──────── Given data

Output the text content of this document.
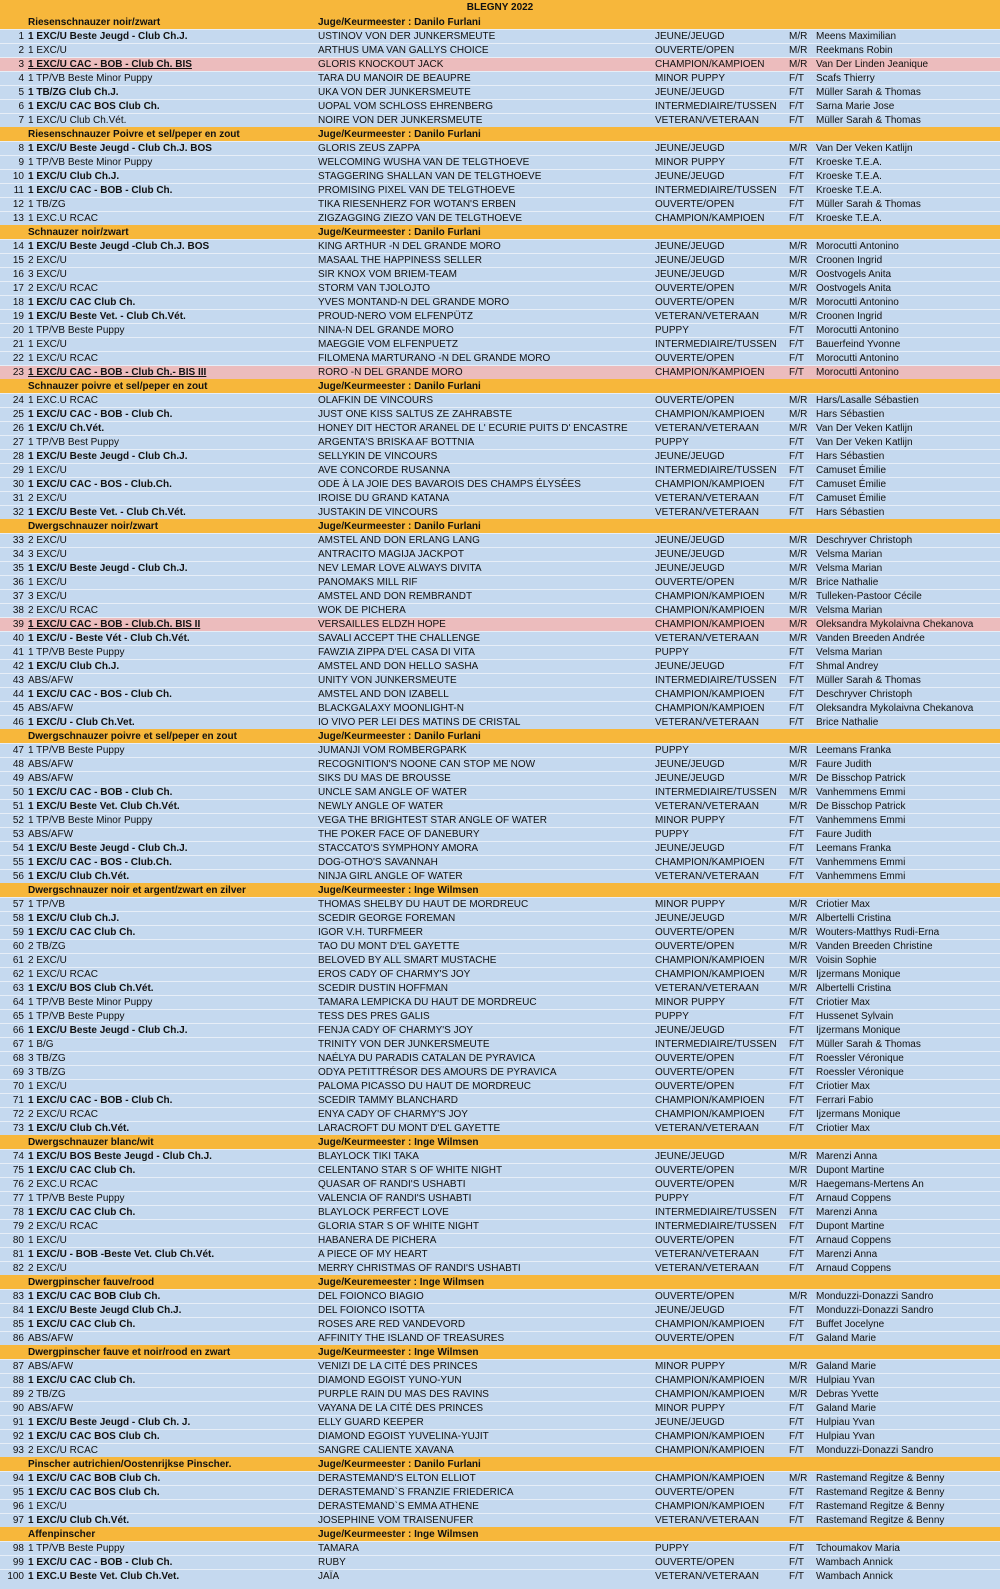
BLEGNY 2022
Riesenschnauzer noir/zwart	Juge/Keurmeester : Danilo Furlani
1 1 EXC/U Beste Jeugd - Club Ch.J.	USTINOV VON DER JUNKERSMEUTE	JEUNE/JEUGD	M/R Meens Maximilian
2 1 EXC/U	ARTHUS UMA VAN GALLYS CHOICE	OUVERTE/OPEN	M/R Reekmans Robin
3 1 EXC/U CAC - BOB - Club Ch. BIS	GLORIS KNOCKOUT JACK	CHAMPION/KAMPIOEN	M/R Van Der Linden Jeanique
4 1 TP/VB Beste Minor Puppy	TARA DU MANOIR DE BEAUPRE	MINOR PUPPY	F/T	Scafs Thierry
5 1 TB/ZG Club Ch.J.	UKA VON DER JUNKERSMEUTE	JEUNE/JEUGD	F/T	Müller Sarah & Thomas
6 1 EXC/U CAC BOS Club Ch.	UOPAL VOM SCHLOSS EHRENBERG	INTERMEDIAIRE/TUSSEN	F/T	Sarna Marie Jose
7 1 EXC/U Club Ch.Vét.	NOIRE VON DER JUNKERSMEUTE	VETERAN/VETERAAN	F/T	Müller Sarah & Thomas
Riesenschnauzer Poivre et sel/peper en zout	Juge/Keurmeester : Danilo Furlani
8 1 EXC/U Beste Jeugd - Club Ch.J. BOS	GLORIS ZEUS ZAPPA	JEUNE/JEUGD	M/R Van Der Veken Katlijn
9 1 TP/VB Beste Minor Puppy	WELCOMING WUSHA VAN DE TELGTHOEVE	MINOR PUPPY	F/T	Kroeske T.E.A.
10 1 EXC/U Club Ch.J.	STAGGERING SHALLAN VAN DE TELGTHOEVE	JEUNE/JEUGD	F/T	Kroeske T.E.A.
11 1 EXC/U CAC - BOB - Club Ch.	PROMISING PIXEL VAN DE TELGTHOEVE	INTERMEDIAIRE/TUSSEN	F/T	Kroeske T.E.A.
12 1 TB/ZG	TIKA RIESENHERZ FOR WOTAN'S ERBEN	OUVERTE/OPEN	F/T	Müller Sarah & Thomas
13 1 EXC.U RCAC	ZIGZAGGING ZIEZO VAN DE TELGTHOEVE	CHAMPION/KAMPIOEN	F/T	Kroeske T.E.A.
Schnauzer noir/zwart	Juge/Keurmeester : Danilo Furlani
14 1 EXC/U Beste Jeugd -Club Ch.J. BOS	KING ARTHUR -N DEL GRANDE MORO	JEUNE/JEUGD	M/R Morocutti Antonino
15 2 EXC/U	MASAAL THE HAPPINESS SELLER	JEUNE/JEUGD	M/R Croonen Ingrid
16 3 EXC/U	SIR KNOX VOM BRIEM-TEAM	JEUNE/JEUGD	M/R Oostvogels Anita
17 2 EXC/U RCAC	STORM VAN TJOLOJTO	OUVERTE/OPEN	M/R Oostvogels Anita
18 1 EXC/U CAC Club Ch.	YVES MONTAND-N DEL GRANDE MORO	OUVERTE/OPEN	M/R Morocutti Antonino
19 1 EXC/U Beste Vet. - Club Ch.Vét.	PROUD-NERO VOM ELFENPÜTZ	VETERAN/VETERAAN	M/R Croonen Ingrid
20 1 TP/VB Beste Puppy	NINA-N DEL GRANDE MORO	PUPPY	F/T	Morocutti Antonino
21 1 EXC/U	MAEGGIE VOM ELFENPUETZ	INTERMEDIAIRE/TUSSEN	F/T	Bauerfeind Yvonne
22 1 EXC/U RCAC	FILOMENA MARTURANO -N DEL GRANDE MORO	OUVERTE/OPEN	F/T	Morocutti Antonino
23 1 EXC/U CAC - BOB - Club Ch.- BIS III	RORO -N DEL GRANDE MORO	CHAMPION/KAMPIOEN	F/T	Morocutti Antonino
Schnauzer poivre et sel/peper en zout	Juge/Keurmeester : Danilo Furlani
24 1 EXC.U RCAC	OLAFKIN DE VINCOURS	OUVERTE/OPEN	M/R Hars/Lasalle Sébastien
25 1 EXC/U CAC - BOB - Club Ch.	JUST ONE KISS SALTUS ZE ZAHRABSTE	CHAMPION/KAMPIOEN	M/R Hars Sébastien
26 1 EXC/U Ch.Vét.	HONEY DIT HECTOR ARANEL DE L' ECURIE PUITS D' ENCASTRE	VETERAN/VETERAAN	M/R Van Der Veken Katlijn
27 1 TP/VB Best Puppy	ARGENTA'S BRISKA AF BOTTNIA	PUPPY	F/T	Van Der Veken Katlijn
28 1 EXC/U Beste Jeugd - Club Ch.J.	SELLYKIN DE VINCOURS	JEUNE/JEUGD	F/T	Hars Sébastien
29 1 EXC/U	AVE CONCORDE RUSANNA	INTERMEDIAIRE/TUSSEN	F/T	Camuset Émilie
30 1 EXC/U CAC - BOS - Club.Ch.	ODE À LA JOIE DES BAVAROIS DES CHAMPS ÉLYSÉES	CHAMPION/KAMPIOEN	F/T	Camuset Émilie
31 2 EXC/U	IROISE DU GRAND KATANA	VETERAN/VETERAAN	F/T	Camuset Émilie
32 1 EXC/U Beste Vet. - Club Ch.Vét.	JUSTAKIN DE VINCOURS	VETERAN/VETERAAN	F/T	Hars Sébastien
Dwergschnauzer noir/zwart	Juge/Keurmeester : Danilo Furlani
33 2 EXC/U	AMSTEL AND DON ERLANG LANG	JEUNE/JEUGD	M/R Deschryver Christoph
34 3 EXC/U	ANTRACITO MAGIJA JACKPOT	JEUNE/JEUGD	M/R Velsma Marian
35 1 EXC/U Beste Jeugd - Club Ch.J.	NEV LEMAR LOVE ALWAYS DIVITA	JEUNE/JEUGD	M/R Velsma Marian
36 1 EXC/U	PANOMAKS MILL RIF	OUVERTE/OPEN	M/R Brice Nathalie
37 3 EXC/U	AMSTEL AND DON REMBRANDT	CHAMPION/KAMPIOEN	M/R Tulleken-Pastoor Cécile
38 2 EXC/U RCAC	WOK DE PICHERA	CHAMPION/KAMPIOEN	M/R Velsma Marian
39 1 EXC/U CAC - BOB - Club.Ch. BIS II	VERSAILLES ELDZH HOPE	CHAMPION/KAMPIOEN	M/R Oleksandra Mykolaivna Chekanova
40 1 EXC/U - Beste Vét - Club Ch.Vét.	SAVALI ACCEPT THE CHALLENGE	VETERAN/VETERAAN	M/R Vanden Breeden Andrée
41 1 TP/VB Beste Puppy	FAWZIA ZIPPA D'EL CASA DI VITA	PUPPY	F/T	Velsma Marian
42 1 EXC/U Club Ch.J.	AMSTEL AND DON HELLO SASHA	JEUNE/JEUGD	F/T	Shmal Andrey
43 ABS/AFW	UNITY VON JUNKERSMEUTE	INTERMEDIAIRE/TUSSEN	F/T	Müller Sarah & Thomas
44 1 EXC/U CAC - BOS - Club Ch.	AMSTEL AND DON IZABELL	CHAMPION/KAMPIOEN	F/T	Deschryver Christoph
45 ABS/AFW	BLACKGALAXY MOONLIGHT-N	CHAMPION/KAMPIOEN	F/T	Oleksandra Mykolaivna Chekanova
46 1 EXC/U - Club Ch.Vet.	IO VIVO PER LEI DES MATINS DE CRISTAL	VETERAN/VETERAAN	F/T	Brice Nathalie
Dwergschnauzer poivre et sel/peper en zout	Juge/Keurmeester : Danilo Furlani
47 1 TP/VB Beste Puppy	JUMANJI VOM ROMBERGPARK	PUPPY	M/R Leemans Franka
48 ABS/AFW	RECOGNITION'S NOONE CAN STOP ME NOW	JEUNE/JEUGD	M/R Faure Judith
49 ABS/AFW	SIKS DU MAS DE BROUSSE	JEUNE/JEUGD	M/R De Bisschop Patrick
50 1 EXC/U CAC - BOB - Club Ch.	UNCLE SAM ANGLE OF WATER	INTERMEDIAIRE/TUSSEN	M/R Vanhemmens Emmi
51 1 EXC/U Beste Vet. Club Ch.Vét.	NEWLY ANGLE OF WATER	VETERAN/VETERAAN	M/R De Bisschop Patrick
52 1 TP/VB Beste Minor Puppy	VEGA THE BRIGHTEST STAR ANGLE OF WATER	MINOR PUPPY	F/T	Vanhemmens Emmi
53 ABS/AFW	THE POKER FACE OF DANEBURY	PUPPY	F/T	Faure Judith
54 1 EXC/U Beste Jeugd - Club Ch.J.	STACCATO'S SYMPHONY AMORA	JEUNE/JEUGD	F/T	Leemans Franka
55 1 EXC/U CAC - BOS - Club.Ch.	DOG-OTHO'S SAVANNAH	CHAMPION/KAMPIOEN	F/T	Vanhemmens Emmi
56 1 EXC/U Club Ch.Vét.	NINJA GIRL ANGLE OF WATER	VETERAN/VETERAAN	F/T	Vanhemmens Emmi
Dwergschnauzer noir et argent/zwart en zilver	Juge/Keurmeester : Inge Wilmsen
57 1 TP/VB	THOMAS SHELBY DU HAUT DE MORDREUC	MINOR PUPPY	M/R Criotier Max
58 1 EXC/U Club Ch.J.	SCEDIR GEORGE FOREMAN	JEUNE/JEUGD	M/R Albertelli Cristina
59 1 EXC/U CAC Club Ch.	IGOR V.H. TURFMEER	OUVERTE/OPEN	M/R Wouters-Matthys Rudi-Erna
60 2 TB/ZG	TAO DU MONT D'EL GAYETTE	OUVERTE/OPEN	M/R Vanden Breeden Christine
61 2 EXC/U	BELOVED BY ALL SMART MUSTACHE	CHAMPION/KAMPIOEN	M/R Voisin Sophie
62 1 EXC/U RCAC	EROS CADY OF CHARMY'S JOY	CHAMPION/KAMPIOEN	M/R Ijzermans Monique
63 1 EXC/U BOS Club Ch.Vét.	SCEDIR DUSTIN HOFFMAN	VETERAN/VETERAAN	M/R Albertelli Cristina
64 1 TP/VB Beste Minor Puppy	TAMARA LEMPICKA DU HAUT DE MORDREUC	MINOR PUPPY	F/T	Criotier Max
65 1 TP/VB Beste Puppy	TESS DES PRES GALIS	PUPPY	F/T	Hussenet Sylvain
66 1 EXC/U Beste Jeugd - Club Ch.J.	FENJA CADY OF CHARMY'S JOY	JEUNE/JEUGD	F/T	Ijzermans Monique
67 1 B/G	TRINITY VON DER JUNKERSMEUTE	INTERMEDIAIRE/TUSSEN	F/T	Müller Sarah & Thomas
68 3 TB/ZG	NAÉLYA DU PARADIS CATALAN DE PYRAVICA	OUVERTE/OPEN	F/T	Roessler Véronique
69 3 TB/ZG	ODYA PETITTRÉSOR DES AMOURS DE PYRAVICA	OUVERTE/OPEN	F/T	Roessler Véronique
70 1 EXC/U	PALOMA PICASSO DU HAUT DE MORDREUC	OUVERTE/OPEN	F/T	Criotier Max
71 1 EXC/U CAC - BOB - Club Ch.	SCEDIR TAMMY BLANCHARD	CHAMPION/KAMPIOEN	F/T	Ferrari Fabio
72 2 EXC/U RCAC	ENYA CADY OF CHARMY'S JOY	CHAMPION/KAMPIOEN	F/T	Ijzermans Monique
73 1 EXC/U Club Ch.Vét.	LARACROFT DU MONT D'EL GAYETTE	VETERAN/VETERAAN	F/T	Criotier Max
Dwergschnauzer blanc/wit	Juge/Keurmeester : Inge Wilmsen
74 1 EXC/U BOS Beste Jeugd - Club Ch.J.	BLAYLOCK TIKI TAKA	JEUNE/JEUGD	M/R Marenzi Anna
75 1 EXC/U CAC Club Ch.	CELENTANO STAR S OF WHITE NIGHT	OUVERTE/OPEN	M/R Dupont Martine
76 2 EXC.U RCAC	QUASAR OF RANDI'S USHABTI	OUVERTE/OPEN	M/R Haegemans-Mertens An
77 1 TP/VB Beste Puppy	VALENCIA OF RANDI'S USHABTI	PUPPY	F/T	Arnaud Coppens
78 1 EXC/U CAC Club Ch.	BLAYLOCK PERFECT LOVE	INTERMEDIAIRE/TUSSEN	F/T	Marenzi Anna
79 2 EXC/U RCAC	GLORIA STAR S OF WHITE NIGHT	INTERMEDIAIRE/TUSSEN	F/T	Dupont Martine
80 1 EXC/U	HABANERA DE PICHERA	OUVERTE/OPEN	F/T	Arnaud Coppens
81 1 EXC/U - BOB -Beste Vet. Club Ch.Vét.	A PIECE OF MY HEART	VETERAN/VETERAAN	F/T	Marenzi Anna
82 2 EXC/U	MERRY CHRISTMAS OF RANDI'S USHABTI	VETERAN/VETERAAN	F/T	Arnaud Coppens
Dwergpinscher fauve/rood	Juge/Keuremeester : Inge Wilmsen
83 1 EXC/U CAC BOB Club Ch.	DEL FOIONCO BIAGIO	OUVERTE/OPEN	M/R Monduzzi-Donazzi Sandro
84 1 EXC/U Beste Jeugd Club Ch.J.	DEL FOIONCO ISOTTA	JEUNE/JEUGD	F/T	Monduzzi-Donazzi Sandro
85 1 EXC/U CAC Club Ch.	ROSES ARE RED VANDEVORD	CHAMPION/KAMPIOEN	F/T	Buffet Jocelyne
86 ABS/AFW	AFFINITY THE ISLAND OF TREASURES	OUVERTE/OPEN	F/T	Galand Marie
Dwergpinscher fauve et noir/rood en zwart	Juge/Keurmeester : Inge Wilmsen
87 ABS/AFW	VENIZI DE LA CITÉ DES PRINCES	MINOR PUPPY	M/R Galand Marie
88 1 EXC/U CAC Club Ch.	DIAMOND EGOIST YUNO-YUN	CHAMPION/KAMPIOEN	M/R Hulpiau Yvan
89 2 TB/ZG	PURPLE RAIN DU MAS DES RAVINS	CHAMPION/KAMPIOEN	M/R Debras Yvette
90 ABS/AFW	VAYANA DE LA CITÉ DES PRINCES	MINOR PUPPY	F/T	Galand Marie
91 1 EXC/U Beste Jeugd - Club Ch. J.	ELLY GUARD KEEPER	JEUNE/JEUGD	F/T	Hulpiau Yvan
92 1 EXC/U CAC BOS Club Ch.	DIAMOND EGOIST YUVELINA-YUJIT	CHAMPION/KAMPIOEN	F/T	Hulpiau Yvan
93 2 EXC/U RCAC	SANGRE CALIENTE XAVANA	CHAMPION/KAMPIOEN	F/T	Monduzzi-Donazzi Sandro
Pinscher autrichien/Oostenrijkse Pinscher.	Juge/Keurmeester : Danilo Furlani
94 1 EXC/U CAC BOB Club Ch.	DERASTEMAND'S ELTON ELLIOT	CHAMPION/KAMPIOEN	M/R Rastemand Regitze & Benny
95 1 EXC/U CAC BOS Club Ch.	DERASTEMAND`S FRANZIE FRIEDERICA	OUVERTE/OPEN	F/T	Rastemand Regitze & Benny
96 1 EXC/U	DERASTEMAND`S EMMA ATHENE	CHAMPION/KAMPIOEN	F/T	Rastemand Regitze & Benny
97 1 EXC/U Club Ch.Vét.	JOSEPHINE VOM TRAISENUFER	VETERAN/VETERAAN	F/T	Rastemand Regitze & Benny
Affenpinscher	Juge/Keurmeester : Inge Wilmsen
98 1 TP/VB Beste Puppy	TAMARA	PUPPY	F/T	Tchoumakov Maria
99 1 EXC/U CAC - BOB - Club Ch.	RUBY	OUVERTE/OPEN	F/T	Wambach Annick
100 1 EXC.U Beste Vet. Club Ch.Vet.	JAÏA	VETERAN/VETERAAN	F/T	Wambach Annick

────────────────

• _Exercise prompt_
Filter the records above for "zout" and copy every matching line.

• _Finished exercise_
Riesenschnauzer Poivre et sel/peper en zout	Juge/Keurmeester : Danilo Furlani
Schnauzer poivre et sel/peper en zout	Juge/Keurmeester : Danilo Furlani
Dwergschnauzer poivre et sel/peper en zout	Juge/Keurmeester : Danilo Furlani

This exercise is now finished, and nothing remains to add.